■ **Goal**
Quote the records in full and leave their pictures out.

Rows from a figure dataset
** Begin **
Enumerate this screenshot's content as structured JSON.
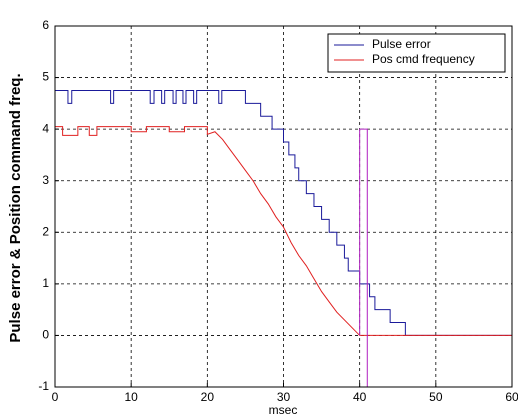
{
  "chart_data": {
    "type": "line",
    "xlabel": "msec",
    "ylabel": "Pulse error & Position command freq.",
    "xlim": [
      0,
      60
    ],
    "xticks": [
      0,
      10,
      20,
      30,
      40,
      50,
      60
    ],
    "ylim": [
      -1,
      6
    ],
    "yticks": [
      -1,
      0,
      1,
      2,
      3,
      4,
      5,
      6
    ],
    "grid": true,
    "legend": "upper-right",
    "series": [
      {
        "name": "Pulse error",
        "color": "#1a1a9a",
        "x": [
          0,
          1.7,
          1.7,
          2.2,
          2.2,
          7.3,
          7.3,
          7.7,
          7.7,
          12.5,
          12.5,
          13,
          13,
          14,
          14,
          14.4,
          14.4,
          15.5,
          15.5,
          15.9,
          15.9,
          16.8,
          16.8,
          17.2,
          17.2,
          18.2,
          18.2,
          18.6,
          18.6,
          21.5,
          21.5,
          21.9,
          21.9,
          25,
          25,
          27,
          27,
          28.5,
          28.5,
          30,
          30,
          30.7,
          30.7,
          31.5,
          31.5,
          32,
          32,
          33,
          33,
          34,
          34,
          35,
          35,
          36,
          36,
          37,
          37,
          38,
          38,
          38.5,
          38.5,
          40,
          40,
          41.3,
          41.3,
          42,
          42,
          44,
          44,
          46,
          46,
          60
        ],
        "values": [
          4.75,
          4.75,
          4.5,
          4.5,
          4.75,
          4.75,
          4.5,
          4.5,
          4.75,
          4.75,
          4.5,
          4.5,
          4.75,
          4.75,
          4.5,
          4.5,
          4.75,
          4.75,
          4.5,
          4.5,
          4.75,
          4.75,
          4.5,
          4.5,
          4.75,
          4.75,
          4.5,
          4.5,
          4.75,
          4.75,
          4.5,
          4.5,
          4.75,
          4.75,
          4.5,
          4.5,
          4.25,
          4.25,
          4,
          4,
          3.75,
          3.75,
          3.5,
          3.5,
          3.25,
          3.25,
          3,
          3,
          2.75,
          2.75,
          2.5,
          2.5,
          2.25,
          2.25,
          2,
          2,
          1.75,
          1.75,
          1.5,
          1.5,
          1.25,
          1.25,
          1,
          1,
          0.75,
          0.75,
          0.5,
          0.5,
          0.25,
          0.25,
          0,
          0
        ]
      },
      {
        "name": "Pos cmd frequency",
        "color": "#e02020",
        "x": [
          0,
          1,
          1,
          3,
          3,
          4.5,
          4.5,
          5.5,
          5.5,
          10,
          10,
          12,
          12,
          15,
          15,
          17,
          17,
          20,
          20,
          21,
          22,
          23,
          24,
          25,
          26,
          27,
          28,
          29,
          30,
          31,
          32,
          33,
          34,
          35,
          36,
          37,
          38,
          39,
          40,
          60
        ],
        "values": [
          4.05,
          4.05,
          3.88,
          3.88,
          4.05,
          4.05,
          3.88,
          3.88,
          4.05,
          4.05,
          3.95,
          3.95,
          4.05,
          4.05,
          3.95,
          3.95,
          4.05,
          4.05,
          3.9,
          3.95,
          3.8,
          3.6,
          3.4,
          3.2,
          3.0,
          2.75,
          2.55,
          2.3,
          2.1,
          1.8,
          1.55,
          1.35,
          1.1,
          0.85,
          0.65,
          0.45,
          0.3,
          0.15,
          0,
          0
        ]
      },
      {
        "color": "#b020c0",
        "x": [
          40,
          40,
          41,
          41
        ],
        "values": [
          0,
          4,
          4,
          -1
        ]
      }
    ]
  }
}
** End **
■ **Complete answer**
Enumerate this screenshot's content as structured JSON.
{
  "chart_data": {
    "type": "line",
    "xlabel": "msec",
    "ylabel": "Pulse error & Position command freq.",
    "xlim": [
      0,
      60
    ],
    "xticks": [
      0,
      10,
      20,
      30,
      40,
      50,
      60
    ],
    "ylim": [
      -1,
      6
    ],
    "yticks": [
      -1,
      0,
      1,
      2,
      3,
      4,
      5,
      6
    ],
    "grid": true,
    "legend": "upper-right",
    "series": [
      {
        "name": "Pulse error",
        "color": "#1a1a9a",
        "x": [
          0,
          1.7,
          1.7,
          2.2,
          2.2,
          7.3,
          7.3,
          7.7,
          7.7,
          12.5,
          12.5,
          13,
          13,
          14,
          14,
          14.4,
          14.4,
          15.5,
          15.5,
          15.9,
          15.9,
          16.8,
          16.8,
          17.2,
          17.2,
          18.2,
          18.2,
          18.6,
          18.6,
          21.5,
          21.5,
          21.9,
          21.9,
          25,
          25,
          27,
          27,
          28.5,
          28.5,
          30,
          30,
          30.7,
          30.7,
          31.5,
          31.5,
          32,
          32,
          33,
          33,
          34,
          34,
          35,
          35,
          36,
          36,
          37,
          37,
          38,
          38,
          38.5,
          38.5,
          40,
          40,
          41.3,
          41.3,
          42,
          42,
          44,
          44,
          46,
          46,
          60
        ],
        "values": [
          4.75,
          4.75,
          4.5,
          4.5,
          4.75,
          4.75,
          4.5,
          4.5,
          4.75,
          4.75,
          4.5,
          4.5,
          4.75,
          4.75,
          4.5,
          4.5,
          4.75,
          4.75,
          4.5,
          4.5,
          4.75,
          4.75,
          4.5,
          4.5,
          4.75,
          4.75,
          4.5,
          4.5,
          4.75,
          4.75,
          4.5,
          4.5,
          4.75,
          4.75,
          4.5,
          4.5,
          4.25,
          4.25,
          4,
          4,
          3.75,
          3.75,
          3.5,
          3.5,
          3.25,
          3.25,
          3,
          3,
          2.75,
          2.75,
          2.5,
          2.5,
          2.25,
          2.25,
          2,
          2,
          1.75,
          1.75,
          1.5,
          1.5,
          1.25,
          1.25,
          1,
          1,
          0.75,
          0.75,
          0.5,
          0.5,
          0.25,
          0.25,
          0,
          0
        ]
      },
      {
        "name": "Pos cmd frequency",
        "color": "#e02020",
        "x": [
          0,
          1,
          1,
          3,
          3,
          4.5,
          4.5,
          5.5,
          5.5,
          10,
          10,
          12,
          12,
          15,
          15,
          17,
          17,
          20,
          20,
          21,
          22,
          23,
          24,
          25,
          26,
          27,
          28,
          29,
          30,
          31,
          32,
          33,
          34,
          35,
          36,
          37,
          38,
          39,
          40,
          60
        ],
        "values": [
          4.05,
          4.05,
          3.88,
          3.88,
          4.05,
          4.05,
          3.88,
          3.88,
          4.05,
          4.05,
          3.95,
          3.95,
          4.05,
          4.05,
          3.95,
          3.95,
          4.05,
          4.05,
          3.9,
          3.95,
          3.8,
          3.6,
          3.4,
          3.2,
          3.0,
          2.75,
          2.55,
          2.3,
          2.1,
          1.8,
          1.55,
          1.35,
          1.1,
          0.85,
          0.65,
          0.45,
          0.3,
          0.15,
          0,
          0
        ]
      },
      {
        "color": "#b020c0",
        "x": [
          40,
          40,
          41,
          41
        ],
        "values": [
          0,
          4,
          4,
          -1
        ]
      }
    ]
  }
}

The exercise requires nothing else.